> What this task involves
Output the lines that follow exactly as they are.
-------- Provided material --------
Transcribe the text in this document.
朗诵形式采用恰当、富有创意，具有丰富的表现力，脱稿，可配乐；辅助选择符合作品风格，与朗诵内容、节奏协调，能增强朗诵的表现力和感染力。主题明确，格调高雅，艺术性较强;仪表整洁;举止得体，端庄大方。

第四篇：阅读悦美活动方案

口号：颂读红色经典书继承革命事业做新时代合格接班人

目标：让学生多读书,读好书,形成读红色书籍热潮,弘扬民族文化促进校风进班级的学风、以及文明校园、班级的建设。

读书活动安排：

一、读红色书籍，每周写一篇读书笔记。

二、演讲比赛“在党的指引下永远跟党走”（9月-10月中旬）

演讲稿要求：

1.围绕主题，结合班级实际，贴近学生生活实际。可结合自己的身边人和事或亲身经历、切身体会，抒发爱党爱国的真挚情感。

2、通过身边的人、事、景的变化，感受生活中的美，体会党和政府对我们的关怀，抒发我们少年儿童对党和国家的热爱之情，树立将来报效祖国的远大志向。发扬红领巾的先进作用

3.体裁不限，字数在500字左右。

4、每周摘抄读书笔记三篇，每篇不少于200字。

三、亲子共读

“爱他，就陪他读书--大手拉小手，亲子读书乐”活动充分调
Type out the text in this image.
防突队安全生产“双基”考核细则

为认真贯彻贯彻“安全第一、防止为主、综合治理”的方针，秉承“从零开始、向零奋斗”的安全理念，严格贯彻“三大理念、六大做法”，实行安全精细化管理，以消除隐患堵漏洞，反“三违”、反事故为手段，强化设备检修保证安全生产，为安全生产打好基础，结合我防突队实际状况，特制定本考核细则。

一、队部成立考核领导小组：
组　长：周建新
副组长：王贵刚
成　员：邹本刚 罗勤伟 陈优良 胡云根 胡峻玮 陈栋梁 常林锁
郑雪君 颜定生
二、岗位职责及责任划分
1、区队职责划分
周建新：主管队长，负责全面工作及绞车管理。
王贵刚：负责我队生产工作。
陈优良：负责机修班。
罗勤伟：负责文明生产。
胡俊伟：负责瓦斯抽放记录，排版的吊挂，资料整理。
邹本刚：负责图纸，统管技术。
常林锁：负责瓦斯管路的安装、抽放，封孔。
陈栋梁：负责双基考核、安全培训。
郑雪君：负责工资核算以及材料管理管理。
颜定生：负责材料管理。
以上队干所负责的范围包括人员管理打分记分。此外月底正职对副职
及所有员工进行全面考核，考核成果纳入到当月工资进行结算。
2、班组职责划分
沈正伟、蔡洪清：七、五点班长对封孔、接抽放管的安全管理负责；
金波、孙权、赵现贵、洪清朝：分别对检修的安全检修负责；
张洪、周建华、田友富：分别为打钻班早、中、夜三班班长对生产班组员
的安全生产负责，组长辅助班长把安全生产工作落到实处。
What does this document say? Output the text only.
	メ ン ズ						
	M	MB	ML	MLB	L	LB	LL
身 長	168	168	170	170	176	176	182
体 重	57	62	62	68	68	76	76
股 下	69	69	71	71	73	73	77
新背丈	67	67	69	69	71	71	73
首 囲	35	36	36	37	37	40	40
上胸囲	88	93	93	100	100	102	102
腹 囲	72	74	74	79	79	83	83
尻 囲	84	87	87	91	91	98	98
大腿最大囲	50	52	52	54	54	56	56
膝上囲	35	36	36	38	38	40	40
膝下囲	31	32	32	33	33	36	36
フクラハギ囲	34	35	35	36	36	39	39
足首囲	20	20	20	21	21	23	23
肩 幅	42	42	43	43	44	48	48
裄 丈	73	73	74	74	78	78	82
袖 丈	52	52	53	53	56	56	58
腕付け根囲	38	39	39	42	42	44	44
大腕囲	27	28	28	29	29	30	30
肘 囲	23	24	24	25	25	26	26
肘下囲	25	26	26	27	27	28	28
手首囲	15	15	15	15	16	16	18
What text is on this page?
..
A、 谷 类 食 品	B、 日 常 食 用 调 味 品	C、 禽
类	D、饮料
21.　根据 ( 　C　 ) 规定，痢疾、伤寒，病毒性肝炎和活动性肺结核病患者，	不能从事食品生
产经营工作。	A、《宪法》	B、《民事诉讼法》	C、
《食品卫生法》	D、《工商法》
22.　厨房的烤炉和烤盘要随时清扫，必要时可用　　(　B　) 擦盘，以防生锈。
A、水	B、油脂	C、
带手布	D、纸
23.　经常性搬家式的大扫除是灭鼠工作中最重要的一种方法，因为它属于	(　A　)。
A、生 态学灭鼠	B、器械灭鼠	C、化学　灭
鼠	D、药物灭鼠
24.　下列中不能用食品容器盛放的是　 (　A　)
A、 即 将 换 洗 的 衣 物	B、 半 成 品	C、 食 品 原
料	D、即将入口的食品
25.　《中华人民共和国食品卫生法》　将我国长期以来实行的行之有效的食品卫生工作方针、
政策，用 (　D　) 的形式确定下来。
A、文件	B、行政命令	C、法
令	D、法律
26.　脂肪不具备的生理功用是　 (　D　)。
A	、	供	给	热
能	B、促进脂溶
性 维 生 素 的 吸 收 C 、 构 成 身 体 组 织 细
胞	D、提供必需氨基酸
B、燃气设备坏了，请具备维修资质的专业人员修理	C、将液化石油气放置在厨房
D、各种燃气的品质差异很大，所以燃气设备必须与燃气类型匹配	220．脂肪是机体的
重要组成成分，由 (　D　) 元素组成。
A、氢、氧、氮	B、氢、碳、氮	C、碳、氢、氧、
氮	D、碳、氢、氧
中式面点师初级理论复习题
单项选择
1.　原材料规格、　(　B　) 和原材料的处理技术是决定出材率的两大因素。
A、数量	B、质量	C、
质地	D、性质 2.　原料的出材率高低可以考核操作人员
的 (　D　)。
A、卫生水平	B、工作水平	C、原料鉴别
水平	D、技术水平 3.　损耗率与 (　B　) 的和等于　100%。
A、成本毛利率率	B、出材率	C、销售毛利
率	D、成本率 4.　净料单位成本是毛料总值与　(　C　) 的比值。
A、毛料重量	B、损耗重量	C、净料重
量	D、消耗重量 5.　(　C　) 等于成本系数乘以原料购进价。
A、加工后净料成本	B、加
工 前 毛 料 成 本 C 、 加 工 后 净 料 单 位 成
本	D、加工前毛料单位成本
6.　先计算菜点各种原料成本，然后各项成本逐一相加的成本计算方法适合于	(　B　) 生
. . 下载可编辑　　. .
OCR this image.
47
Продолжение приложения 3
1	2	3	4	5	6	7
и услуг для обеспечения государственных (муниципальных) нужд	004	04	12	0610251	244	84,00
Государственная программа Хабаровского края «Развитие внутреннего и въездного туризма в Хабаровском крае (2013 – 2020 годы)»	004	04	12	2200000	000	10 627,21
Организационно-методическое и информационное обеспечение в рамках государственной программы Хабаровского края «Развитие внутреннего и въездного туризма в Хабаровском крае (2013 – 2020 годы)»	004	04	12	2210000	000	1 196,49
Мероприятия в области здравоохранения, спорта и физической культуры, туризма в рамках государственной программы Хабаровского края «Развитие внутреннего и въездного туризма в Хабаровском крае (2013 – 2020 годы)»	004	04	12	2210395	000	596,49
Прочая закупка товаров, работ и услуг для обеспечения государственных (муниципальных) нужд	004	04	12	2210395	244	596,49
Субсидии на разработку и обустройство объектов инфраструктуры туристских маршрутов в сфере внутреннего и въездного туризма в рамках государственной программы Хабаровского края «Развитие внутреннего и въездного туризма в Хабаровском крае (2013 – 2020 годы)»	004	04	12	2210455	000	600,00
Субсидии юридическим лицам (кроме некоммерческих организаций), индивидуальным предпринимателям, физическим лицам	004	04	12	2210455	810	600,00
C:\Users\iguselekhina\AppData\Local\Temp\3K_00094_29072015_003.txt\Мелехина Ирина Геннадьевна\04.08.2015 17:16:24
--------
> Result
Transcribe the text in this document.
朗诵形式采用恰当、富有创意，具有丰富的表现力，脱稿，可配乐；辅助选择符合作品风格，与朗诵内容、节奏协调，能增强朗诵的表现力和感染力。主题明确，格调高雅，艺术性较强;仪表整洁;举止得体，端庄大方。

第四篇：阅读悦美活动方案

口号：颂读红色经典书继承革命事业做新时代合格接班人

目标：让学生多读书,读好书,形成读红色书籍热潮,弘扬民族文化促进校风进班级的学风、以及文明校园、班级的建设。

读书活动安排：

一、读红色书籍，每周写一篇读书笔记。

二、演讲比赛“在党的指引下永远跟党走”（9月-10月中旬）

演讲稿要求：

1.围绕主题，结合班级实际，贴近学生生活实际。可结合自己的身边人和事或亲身经历、切身体会，抒发爱党爱国的真挚情感。

2、通过身边的人、事、景的变化，感受生活中的美，体会党和政府对我们的关怀，抒发我们少年儿童对党和国家的热爱之情，树立将来报效祖国的远大志向。发扬红领巾的先进作用

3.体裁不限，字数在500字左右。

4、每周摘抄读书笔记三篇，每篇不少于200字。

三、亲子共读

“爱他，就陪他读书--大手拉小手，亲子读书乐”活动充分调
Type out the text in this image.
防突队安全生产“双基”考核细则

为认真贯彻贯彻“安全第一、防止为主、综合治理”的方针，秉承“从零开始、向零奋斗”的安全理念，严格贯彻“三大理念、六大做法”，实行安全精细化管理，以消除隐患堵漏洞，反“三违”、反事故为手段，强化设备检修保证安全生产，为安全生产打好基础，结合我防突队实际状况，特制定本考核细则。

一、队部成立考核领导小组：
组　长：周建新
副组长：王贵刚
成　员：邹本刚 罗勤伟 陈优良 胡云根 胡峻玮 陈栋梁 常林锁
郑雪君 颜定生
二、岗位职责及责任划分
1、区队职责划分
周建新：主管队长，负责全面工作及绞车管理。
王贵刚：负责我队生产工作。
陈优良：负责机修班。
罗勤伟：负责文明生产。
胡俊伟：负责瓦斯抽放记录，排版的吊挂，资料整理。
邹本刚：负责图纸，统管技术。
常林锁：负责瓦斯管路的安装、抽放，封孔。
陈栋梁：负责双基考核、安全培训。
郑雪君：负责工资核算以及材料管理管理。
颜定生：负责材料管理。
以上队干所负责的范围包括人员管理打分记分。此外月底正职对副职
及所有员工进行全面考核，考核成果纳入到当月工资进行结算。
2、班组职责划分
沈正伟、蔡洪清：七、五点班长对封孔、接抽放管的安全管理负责；
金波、孙权、赵现贵、洪清朝：分别对检修的安全检修负责；
张洪、周建华、田友富：分别为打钻班早、中、夜三班班长对生产班组员
的安全生产负责，组长辅助班长把安全生产工作落到实处。
What does this document say? Output the text only.
	メ ン ズ						
	M	MB	ML	MLB	L	LB	LL
身 長	168	168	170	170	176	176	182
体 重	57	62	62	68	68	76	76
股 下	69	69	71	71	73	73	77
新背丈	67	67	69	69	71	71	73
首 囲	35	36	36	37	37	40	40
上胸囲	88	93	93	100	100	102	102
腹 囲	72	74	74	79	79	83	83
尻 囲	84	87	87	91	91	98	98
大腿最大囲	50	52	52	54	54	56	56
膝上囲	35	36	36	38	38	40	40
膝下囲	31	32	32	33	33	36	36
フクラハギ囲	34	35	35	36	36	39	39
足首囲	20	20	20	21	21	23	23
肩 幅	42	42	43	43	44	48	48
裄 丈	73	73	74	74	78	78	82
袖 丈	52	52	53	53	56	56	58
腕付け根囲	38	39	39	42	42	44	44
大腕囲	27	28	28	29	29	30	30
肘 囲	23	24	24	25	25	26	26
肘下囲	25	26	26	27	27	28	28
手首囲	15	15	15	15	16	16	18
What text is on this page?
..
A、 谷 类 食 品	B、 日 常 食 用 调 味 品	C、 禽
类	D、饮料
21.　根据 ( 　C　 ) 规定，痢疾、伤寒，病毒性肝炎和活动性肺结核病患者，	不能从事食品生
产经营工作。	A、《宪法》	B、《民事诉讼法》	C、
《食品卫生法》	D、《工商法》
22.　厨房的烤炉和烤盘要随时清扫，必要时可用　　(　B　) 擦盘，以防生锈。
A、水	B、油脂	C、
带手布	D、纸
23.　经常性搬家式的大扫除是灭鼠工作中最重要的一种方法，因为它属于	(　A　)。
A、生 态学灭鼠	B、器械灭鼠	C、化学　灭
鼠	D、药物灭鼠
24.　下列中不能用食品容器盛放的是　 (　A　)
A、 即 将 换 洗 的 衣 物	B、 半 成 品	C、 食 品 原
料	D、即将入口的食品
25.　《中华人民共和国食品卫生法》　将我国长期以来实行的行之有效的食品卫生工作方针、
政策，用 (　D　) 的形式确定下来。
A、文件	B、行政命令	C、法
令	D、法律
26.　脂肪不具备的生理功用是　 (　D　)。
A	、	供	给	热
能	B、促进脂溶
性 维 生 素 的 吸 收 C 、 构 成 身 体 组 织 细
胞	D、提供必需氨基酸
B、燃气设备坏了，请具备维修资质的专业人员修理	C、将液化石油气放置在厨房
D、各种燃气的品质差异很大，所以燃气设备必须与燃气类型匹配	220．脂肪是机体的
重要组成成分，由 (　D　) 元素组成。
A、氢、氧、氮	B、氢、碳、氮	C、碳、氢、氧、
氮	D、碳、氢、氧
中式面点师初级理论复习题
单项选择
1.　原材料规格、　(　B　) 和原材料的处理技术是决定出材率的两大因素。
A、数量	B、质量	C、
质地	D、性质 2.　原料的出材率高低可以考核操作人员
的 (　D　)。
A、卫生水平	B、工作水平	C、原料鉴别
水平	D、技术水平 3.　损耗率与 (　B　) 的和等于　100%。
A、成本毛利率率	B、出材率	C、销售毛利
率	D、成本率 4.　净料单位成本是毛料总值与　(　C　) 的比值。
A、毛料重量	B、损耗重量	C、净料重
量	D、消耗重量 5.　(　C　) 等于成本系数乘以原料购进价。
A、加工后净料成本	B、加
工 前 毛 料 成 本 C 、 加 工 后 净 料 单 位 成
本	D、加工前毛料单位成本
6.　先计算菜点各种原料成本，然后各项成本逐一相加的成本计算方法适合于	(　B　) 生
. . 下载可编辑　　. .
OCR this image.
47
Продолжение приложения 3
1	2	3	4	5	6	7
и услуг для обеспечения государственных (муниципальных) нужд	004	04	12	0610251	244	84,00
Государственная программа Хабаровского края «Развитие внутреннего и въездного туризма в Хабаровском крае (2013 – 2020 годы)»	004	04	12	2200000	000	10 627,21
Организационно-методическое и информационное обеспечение в рамках государственной программы Хабаровского края «Развитие внутреннего и въездного туризма в Хабаровском крае (2013 – 2020 годы)»	004	04	12	2210000	000	1 196,49
Мероприятия в области здравоохранения, спорта и физической культуры, туризма в рамках государственной программы Хабаровского края «Развитие внутреннего и въездного туризма в Хабаровском крае (2013 – 2020 годы)»	004	04	12	2210395	000	596,49
Прочая закупка товаров, работ и услуг для обеспечения государственных (муниципальных) нужд	004	04	12	2210395	244	596,49
Субсидии на разработку и обустройство объектов инфраструктуры туристских маршрутов в сфере внутреннего и въездного туризма в рамках государственной программы Хабаровского края «Развитие внутреннего и въездного туризма в Хабаровском крае (2013 – 2020 годы)»	004	04	12	2210455	000	600,00
Субсидии юридическим лицам (кроме некоммерческих организаций), индивидуальным предпринимателям, физическим лицам	004	04	12	2210455	810	600,00
C:\Users\iguselekhina\AppData\Local\Temp\3K_00094_29072015_003.txt\Мелехина Ирина Геннадьевна\04.08.2015 17:16:24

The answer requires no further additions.